◆ PROVIDED DATA ◆
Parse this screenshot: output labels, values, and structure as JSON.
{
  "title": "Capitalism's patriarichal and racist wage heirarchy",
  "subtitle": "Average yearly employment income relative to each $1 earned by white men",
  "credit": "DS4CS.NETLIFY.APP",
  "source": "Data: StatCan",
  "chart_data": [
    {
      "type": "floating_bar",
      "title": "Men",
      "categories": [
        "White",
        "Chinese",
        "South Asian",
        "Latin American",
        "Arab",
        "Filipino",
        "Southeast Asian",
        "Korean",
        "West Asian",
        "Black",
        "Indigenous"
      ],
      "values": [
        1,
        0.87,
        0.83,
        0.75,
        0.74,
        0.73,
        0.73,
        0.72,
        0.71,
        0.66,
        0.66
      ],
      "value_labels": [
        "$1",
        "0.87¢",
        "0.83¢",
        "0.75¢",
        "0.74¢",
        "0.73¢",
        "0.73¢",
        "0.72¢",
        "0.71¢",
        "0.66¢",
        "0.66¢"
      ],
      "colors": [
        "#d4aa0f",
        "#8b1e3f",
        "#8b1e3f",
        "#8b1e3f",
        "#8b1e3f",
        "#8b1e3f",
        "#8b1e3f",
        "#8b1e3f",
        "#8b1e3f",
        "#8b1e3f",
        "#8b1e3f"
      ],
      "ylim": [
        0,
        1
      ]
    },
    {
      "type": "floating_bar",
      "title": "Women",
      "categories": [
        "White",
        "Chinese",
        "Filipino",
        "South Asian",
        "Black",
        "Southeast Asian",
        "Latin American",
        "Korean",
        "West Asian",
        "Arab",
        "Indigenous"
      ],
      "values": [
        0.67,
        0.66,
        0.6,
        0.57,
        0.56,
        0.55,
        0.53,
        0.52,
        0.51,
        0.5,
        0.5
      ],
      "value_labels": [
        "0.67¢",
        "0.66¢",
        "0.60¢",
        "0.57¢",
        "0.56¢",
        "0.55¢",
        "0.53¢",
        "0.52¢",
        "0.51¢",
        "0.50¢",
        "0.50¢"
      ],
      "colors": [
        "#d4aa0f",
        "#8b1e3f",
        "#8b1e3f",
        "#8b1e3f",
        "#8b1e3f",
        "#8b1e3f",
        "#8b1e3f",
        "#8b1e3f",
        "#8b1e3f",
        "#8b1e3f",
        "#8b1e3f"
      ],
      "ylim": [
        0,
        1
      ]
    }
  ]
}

◆ YOUR OBJECTIVE ◆
The records above are to be copied in full, exactly as written.

◆ RESULT BELOW ◆
Parse this screenshot: output labels, values, and structure as JSON.
{
  "title": "Capitalism's patriarichal and racist wage heirarchy",
  "subtitle": "Average yearly employment income relative to each $1 earned by white men",
  "credit": "DS4CS.NETLIFY.APP",
  "source": "Data: StatCan",
  "chart_data": [
    {
      "type": "floating_bar",
      "title": "Men",
      "categories": [
        "White",
        "Chinese",
        "South Asian",
        "Latin American",
        "Arab",
        "Filipino",
        "Southeast Asian",
        "Korean",
        "West Asian",
        "Black",
        "Indigenous"
      ],
      "values": [
        1,
        0.87,
        0.83,
        0.75,
        0.74,
        0.73,
        0.73,
        0.72,
        0.71,
        0.66,
        0.66
      ],
      "value_labels": [
        "$1",
        "0.87¢",
        "0.83¢",
        "0.75¢",
        "0.74¢",
        "0.73¢",
        "0.73¢",
        "0.72¢",
        "0.71¢",
        "0.66¢",
        "0.66¢"
      ],
      "colors": [
        "#d4aa0f",
        "#8b1e3f",
        "#8b1e3f",
        "#8b1e3f",
        "#8b1e3f",
        "#8b1e3f",
        "#8b1e3f",
        "#8b1e3f",
        "#8b1e3f",
        "#8b1e3f",
        "#8b1e3f"
      ],
      "ylim": [
        0,
        1
      ]
    },
    {
      "type": "floating_bar",
      "title": "Women",
      "categories": [
        "White",
        "Chinese",
        "Filipino",
        "South Asian",
        "Black",
        "Southeast Asian",
        "Latin American",
        "Korean",
        "West Asian",
        "Arab",
        "Indigenous"
      ],
      "values": [
        0.67,
        0.66,
        0.6,
        0.57,
        0.56,
        0.55,
        0.53,
        0.52,
        0.51,
        0.5,
        0.5
      ],
      "value_labels": [
        "0.67¢",
        "0.66¢",
        "0.60¢",
        "0.57¢",
        "0.56¢",
        "0.55¢",
        "0.53¢",
        "0.52¢",
        "0.51¢",
        "0.50¢",
        "0.50¢"
      ],
      "colors": [
        "#d4aa0f",
        "#8b1e3f",
        "#8b1e3f",
        "#8b1e3f",
        "#8b1e3f",
        "#8b1e3f",
        "#8b1e3f",
        "#8b1e3f",
        "#8b1e3f",
        "#8b1e3f",
        "#8b1e3f"
      ],
      "ylim": [
        0,
        1
      ]
    }
  ]
}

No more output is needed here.